» **Directions for this task**: Every record here should be printed again exactly.

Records
···

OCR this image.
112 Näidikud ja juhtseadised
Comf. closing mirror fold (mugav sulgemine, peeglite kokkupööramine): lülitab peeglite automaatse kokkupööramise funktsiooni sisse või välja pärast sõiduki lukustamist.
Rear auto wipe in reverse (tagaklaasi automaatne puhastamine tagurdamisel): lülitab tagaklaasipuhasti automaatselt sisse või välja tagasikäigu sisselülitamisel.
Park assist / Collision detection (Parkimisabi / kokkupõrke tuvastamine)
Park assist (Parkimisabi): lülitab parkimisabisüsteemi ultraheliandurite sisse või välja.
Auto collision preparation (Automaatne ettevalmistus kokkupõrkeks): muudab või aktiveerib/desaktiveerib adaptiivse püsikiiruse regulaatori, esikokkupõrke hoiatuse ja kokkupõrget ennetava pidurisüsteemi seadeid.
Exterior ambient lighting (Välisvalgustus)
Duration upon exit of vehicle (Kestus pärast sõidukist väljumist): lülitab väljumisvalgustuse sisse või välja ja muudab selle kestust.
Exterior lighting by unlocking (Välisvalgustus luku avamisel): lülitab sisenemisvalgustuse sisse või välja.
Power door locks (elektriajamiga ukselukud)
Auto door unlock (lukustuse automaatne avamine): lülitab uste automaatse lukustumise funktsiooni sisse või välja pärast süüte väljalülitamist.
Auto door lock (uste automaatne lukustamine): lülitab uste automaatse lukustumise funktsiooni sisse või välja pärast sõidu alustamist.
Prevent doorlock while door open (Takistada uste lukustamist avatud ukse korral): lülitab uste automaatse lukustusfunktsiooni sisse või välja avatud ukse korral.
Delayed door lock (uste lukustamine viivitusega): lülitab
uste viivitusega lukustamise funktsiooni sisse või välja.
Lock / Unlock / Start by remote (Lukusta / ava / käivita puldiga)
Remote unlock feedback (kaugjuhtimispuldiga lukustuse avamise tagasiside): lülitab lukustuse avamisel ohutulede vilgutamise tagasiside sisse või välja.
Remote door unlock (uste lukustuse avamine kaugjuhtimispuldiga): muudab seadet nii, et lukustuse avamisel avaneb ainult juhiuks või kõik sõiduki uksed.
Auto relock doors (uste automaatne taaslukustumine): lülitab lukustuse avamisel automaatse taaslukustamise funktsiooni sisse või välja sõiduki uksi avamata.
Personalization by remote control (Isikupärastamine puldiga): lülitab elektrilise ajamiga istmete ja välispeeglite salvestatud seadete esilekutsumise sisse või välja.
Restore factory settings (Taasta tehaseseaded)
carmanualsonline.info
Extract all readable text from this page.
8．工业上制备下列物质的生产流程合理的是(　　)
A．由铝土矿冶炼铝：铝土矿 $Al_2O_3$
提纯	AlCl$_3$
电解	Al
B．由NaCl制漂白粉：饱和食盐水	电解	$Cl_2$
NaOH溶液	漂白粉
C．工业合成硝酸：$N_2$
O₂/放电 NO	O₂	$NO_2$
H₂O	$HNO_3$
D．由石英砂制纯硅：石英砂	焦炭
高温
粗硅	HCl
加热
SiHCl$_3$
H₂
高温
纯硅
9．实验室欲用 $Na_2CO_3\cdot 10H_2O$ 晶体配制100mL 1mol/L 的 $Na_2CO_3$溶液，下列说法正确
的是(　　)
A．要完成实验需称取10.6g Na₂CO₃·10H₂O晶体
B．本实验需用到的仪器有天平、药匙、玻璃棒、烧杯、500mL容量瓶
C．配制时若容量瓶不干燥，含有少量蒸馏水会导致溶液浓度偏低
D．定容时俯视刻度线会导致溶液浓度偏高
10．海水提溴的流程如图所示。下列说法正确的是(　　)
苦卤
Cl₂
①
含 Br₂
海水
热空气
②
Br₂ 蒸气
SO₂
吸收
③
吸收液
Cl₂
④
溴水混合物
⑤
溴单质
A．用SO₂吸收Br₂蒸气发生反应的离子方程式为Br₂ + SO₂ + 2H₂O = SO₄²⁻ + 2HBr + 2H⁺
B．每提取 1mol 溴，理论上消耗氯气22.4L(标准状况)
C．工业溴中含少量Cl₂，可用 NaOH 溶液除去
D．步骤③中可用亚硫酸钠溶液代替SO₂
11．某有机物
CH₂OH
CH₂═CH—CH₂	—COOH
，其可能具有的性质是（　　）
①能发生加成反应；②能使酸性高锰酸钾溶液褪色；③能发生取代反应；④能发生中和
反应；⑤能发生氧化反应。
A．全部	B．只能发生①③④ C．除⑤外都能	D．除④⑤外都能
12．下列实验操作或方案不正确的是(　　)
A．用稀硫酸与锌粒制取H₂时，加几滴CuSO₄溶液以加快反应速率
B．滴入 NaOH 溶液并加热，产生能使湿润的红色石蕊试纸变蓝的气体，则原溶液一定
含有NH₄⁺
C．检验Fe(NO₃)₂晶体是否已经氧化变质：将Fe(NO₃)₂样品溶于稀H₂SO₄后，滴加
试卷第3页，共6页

···

» **Correct response**:
OCR this image.
112 Näidikud ja juhtseadised
Comf. closing mirror fold (mugav sulgemine, peeglite kokkupööramine): lülitab peeglite automaatse kokkupööramise funktsiooni sisse või välja pärast sõiduki lukustamist.
Rear auto wipe in reverse (tagaklaasi automaatne puhastamine tagurdamisel): lülitab tagaklaasipuhasti automaatselt sisse või välja tagasikäigu sisselülitamisel.
Park assist / Collision detection (Parkimisabi / kokkupõrke tuvastamine)
Park assist (Parkimisabi): lülitab parkimisabisüsteemi ultraheliandurite sisse või välja.
Auto collision preparation (Automaatne ettevalmistus kokkupõrkeks): muudab või aktiveerib/desaktiveerib adaptiivse püsikiiruse regulaatori, esikokkupõrke hoiatuse ja kokkupõrget ennetava pidurisüsteemi seadeid.
Exterior ambient lighting (Välisvalgustus)
Duration upon exit of vehicle (Kestus pärast sõidukist väljumist): lülitab väljumisvalgustuse sisse või välja ja muudab selle kestust.
Exterior lighting by unlocking (Välisvalgustus luku avamisel): lülitab sisenemisvalgustuse sisse või välja.
Power door locks (elektriajamiga ukselukud)
Auto door unlock (lukustuse automaatne avamine): lülitab uste automaatse lukustumise funktsiooni sisse või välja pärast süüte väljalülitamist.
Auto door lock (uste automaatne lukustamine): lülitab uste automaatse lukustumise funktsiooni sisse või välja pärast sõidu alustamist.
Prevent doorlock while door open (Takistada uste lukustamist avatud ukse korral): lülitab uste automaatse lukustusfunktsiooni sisse või välja avatud ukse korral.
Delayed door lock (uste lukustamine viivitusega): lülitab
uste viivitusega lukustamise funktsiooni sisse või välja.
Lock / Unlock / Start by remote (Lukusta / ava / käivita puldiga)
Remote unlock feedback (kaugjuhtimispuldiga lukustuse avamise tagasiside): lülitab lukustuse avamisel ohutulede vilgutamise tagasiside sisse või välja.
Remote door unlock (uste lukustuse avamine kaugjuhtimispuldiga): muudab seadet nii, et lukustuse avamisel avaneb ainult juhiuks või kõik sõiduki uksed.
Auto relock doors (uste automaatne taaslukustumine): lülitab lukustuse avamisel automaatse taaslukustamise funktsiooni sisse või välja sõiduki uksi avamata.
Personalization by remote control (Isikupärastamine puldiga): lülitab elektrilise ajamiga istmete ja välispeeglite salvestatud seadete esilekutsumise sisse või välja.
Restore factory settings (Taasta tehaseseaded)
carmanualsonline.info
Extract all readable text from this page.
8．工业上制备下列物质的生产流程合理的是(　　)
A．由铝土矿冶炼铝：铝土矿 $Al_2O_3$
提纯	AlCl$_3$
电解	Al
B．由NaCl制漂白粉：饱和食盐水	电解	$Cl_2$
NaOH溶液	漂白粉
C．工业合成硝酸：$N_2$
O₂/放电 NO	O₂	$NO_2$
H₂O	$HNO_3$
D．由石英砂制纯硅：石英砂	焦炭
高温
粗硅	HCl
加热
SiHCl$_3$
H₂
高温
纯硅
9．实验室欲用 $Na_2CO_3\cdot 10H_2O$ 晶体配制100mL 1mol/L 的 $Na_2CO_3$溶液，下列说法正确
的是(　　)
A．要完成实验需称取10.6g Na₂CO₃·10H₂O晶体
B．本实验需用到的仪器有天平、药匙、玻璃棒、烧杯、500mL容量瓶
C．配制时若容量瓶不干燥，含有少量蒸馏水会导致溶液浓度偏低
D．定容时俯视刻度线会导致溶液浓度偏高
10．海水提溴的流程如图所示。下列说法正确的是(　　)
苦卤
Cl₂
①
含 Br₂
海水
热空气
②
Br₂ 蒸气
SO₂
吸收
③
吸收液
Cl₂
④
溴水混合物
⑤
溴单质
A．用SO₂吸收Br₂蒸气发生反应的离子方程式为Br₂ + SO₂ + 2H₂O = SO₄²⁻ + 2HBr + 2H⁺
B．每提取 1mol 溴，理论上消耗氯气22.4L(标准状况)
C．工业溴中含少量Cl₂，可用 NaOH 溶液除去
D．步骤③中可用亚硫酸钠溶液代替SO₂
11．某有机物
CH₂OH
CH₂═CH—CH₂	—COOH
，其可能具有的性质是（　　）
①能发生加成反应；②能使酸性高锰酸钾溶液褪色；③能发生取代反应；④能发生中和
反应；⑤能发生氧化反应。
A．全部	B．只能发生①③④ C．除⑤外都能	D．除④⑤外都能
12．下列实验操作或方案不正确的是(　　)
A．用稀硫酸与锌粒制取H₂时，加几滴CuSO₄溶液以加快反应速率
B．滴入 NaOH 溶液并加热，产生能使湿润的红色石蕊试纸变蓝的气体，则原溶液一定
含有NH₄⁺
C．检验Fe(NO₃)₂晶体是否已经氧化变质：将Fe(NO₃)₂样品溶于稀H₂SO₄后，滴加
试卷第3页，共6页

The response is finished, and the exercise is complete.